> **YOUR TASK**
Please set down every entry below exactly as given.

(Records from a collection)
[Start of Attachment]

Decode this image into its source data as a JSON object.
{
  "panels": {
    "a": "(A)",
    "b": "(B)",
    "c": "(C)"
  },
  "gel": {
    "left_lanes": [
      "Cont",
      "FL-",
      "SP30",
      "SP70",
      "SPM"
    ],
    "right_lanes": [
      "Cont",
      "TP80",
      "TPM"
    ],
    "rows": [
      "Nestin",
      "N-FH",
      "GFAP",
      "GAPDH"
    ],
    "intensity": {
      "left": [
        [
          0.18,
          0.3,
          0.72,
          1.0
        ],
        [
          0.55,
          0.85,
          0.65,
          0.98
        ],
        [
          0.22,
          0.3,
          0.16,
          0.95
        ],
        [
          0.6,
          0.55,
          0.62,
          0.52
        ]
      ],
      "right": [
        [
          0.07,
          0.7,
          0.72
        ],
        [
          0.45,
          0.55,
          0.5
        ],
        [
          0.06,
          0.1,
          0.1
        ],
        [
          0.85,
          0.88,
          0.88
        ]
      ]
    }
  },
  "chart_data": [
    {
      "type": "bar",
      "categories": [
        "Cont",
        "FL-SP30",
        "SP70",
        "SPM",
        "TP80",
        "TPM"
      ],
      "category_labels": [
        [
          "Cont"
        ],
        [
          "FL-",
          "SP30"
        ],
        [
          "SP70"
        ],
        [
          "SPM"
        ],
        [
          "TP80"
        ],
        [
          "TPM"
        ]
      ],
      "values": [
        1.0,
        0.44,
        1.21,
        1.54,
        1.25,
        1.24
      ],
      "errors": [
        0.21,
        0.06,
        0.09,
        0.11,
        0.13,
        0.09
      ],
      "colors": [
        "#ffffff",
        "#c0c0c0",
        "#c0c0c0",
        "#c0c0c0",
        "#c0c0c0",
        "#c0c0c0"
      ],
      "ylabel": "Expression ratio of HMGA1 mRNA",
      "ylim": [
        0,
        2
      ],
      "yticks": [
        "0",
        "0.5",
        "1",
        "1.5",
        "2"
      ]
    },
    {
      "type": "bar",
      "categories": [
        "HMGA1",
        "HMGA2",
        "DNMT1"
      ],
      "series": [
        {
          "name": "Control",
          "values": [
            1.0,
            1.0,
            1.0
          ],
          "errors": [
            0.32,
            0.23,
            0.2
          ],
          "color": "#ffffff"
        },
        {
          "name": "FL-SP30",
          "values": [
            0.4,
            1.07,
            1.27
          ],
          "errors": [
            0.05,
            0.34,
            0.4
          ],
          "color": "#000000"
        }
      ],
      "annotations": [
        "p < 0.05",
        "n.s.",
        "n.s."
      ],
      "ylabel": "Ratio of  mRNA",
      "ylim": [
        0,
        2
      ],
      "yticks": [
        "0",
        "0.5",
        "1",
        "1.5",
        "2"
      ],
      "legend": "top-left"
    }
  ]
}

[End of Attachment]

> **SOLUTION TO THE EXERCISE**
Decode this image into its source data as a JSON object.
{
  "panels": {
    "a": "(A)",
    "b": "(B)",
    "c": "(C)"
  },
  "gel": {
    "left_lanes": [
      "Cont",
      "FL-",
      "SP30",
      "SP70",
      "SPM"
    ],
    "right_lanes": [
      "Cont",
      "TP80",
      "TPM"
    ],
    "rows": [
      "Nestin",
      "N-FH",
      "GFAP",
      "GAPDH"
    ],
    "intensity": {
      "left": [
        [
          0.18,
          0.3,
          0.72,
          1.0
        ],
        [
          0.55,
          0.85,
          0.65,
          0.98
        ],
        [
          0.22,
          0.3,
          0.16,
          0.95
        ],
        [
          0.6,
          0.55,
          0.62,
          0.52
        ]
      ],
      "right": [
        [
          0.07,
          0.7,
          0.72
        ],
        [
          0.45,
          0.55,
          0.5
        ],
        [
          0.06,
          0.1,
          0.1
        ],
        [
          0.85,
          0.88,
          0.88
        ]
      ]
    }
  },
  "chart_data": [
    {
      "type": "bar",
      "categories": [
        "Cont",
        "FL-SP30",
        "SP70",
        "SPM",
        "TP80",
        "TPM"
      ],
      "category_labels": [
        [
          "Cont"
        ],
        [
          "FL-",
          "SP30"
        ],
        [
          "SP70"
        ],
        [
          "SPM"
        ],
        [
          "TP80"
        ],
        [
          "TPM"
        ]
      ],
      "values": [
        1.0,
        0.44,
        1.21,
        1.54,
        1.25,
        1.24
      ],
      "errors": [
        0.21,
        0.06,
        0.09,
        0.11,
        0.13,
        0.09
      ],
      "colors": [
        "#ffffff",
        "#c0c0c0",
        "#c0c0c0",
        "#c0c0c0",
        "#c0c0c0",
        "#c0c0c0"
      ],
      "ylabel": "Expression ratio of HMGA1 mRNA",
      "ylim": [
        0,
        2
      ],
      "yticks": [
        "0",
        "0.5",
        "1",
        "1.5",
        "2"
      ]
    },
    {
      "type": "bar",
      "categories": [
        "HMGA1",
        "HMGA2",
        "DNMT1"
      ],
      "series": [
        {
          "name": "Control",
          "values": [
            1.0,
            1.0,
            1.0
          ],
          "errors": [
            0.32,
            0.23,
            0.2
          ],
          "color": "#ffffff"
        },
        {
          "name": "FL-SP30",
          "values": [
            0.4,
            1.07,
            1.27
          ],
          "errors": [
            0.05,
            0.34,
            0.4
          ],
          "color": "#000000"
        }
      ],
      "annotations": [
        "p < 0.05",
        "n.s.",
        "n.s."
      ],
      "ylabel": "Ratio of  mRNA",
      "ylim": [
        0,
        2
      ],
      "yticks": [
        "0",
        "0.5",
        "1",
        "1.5",
        "2"
      ],
      "legend": "top-left"
    }
  ]
}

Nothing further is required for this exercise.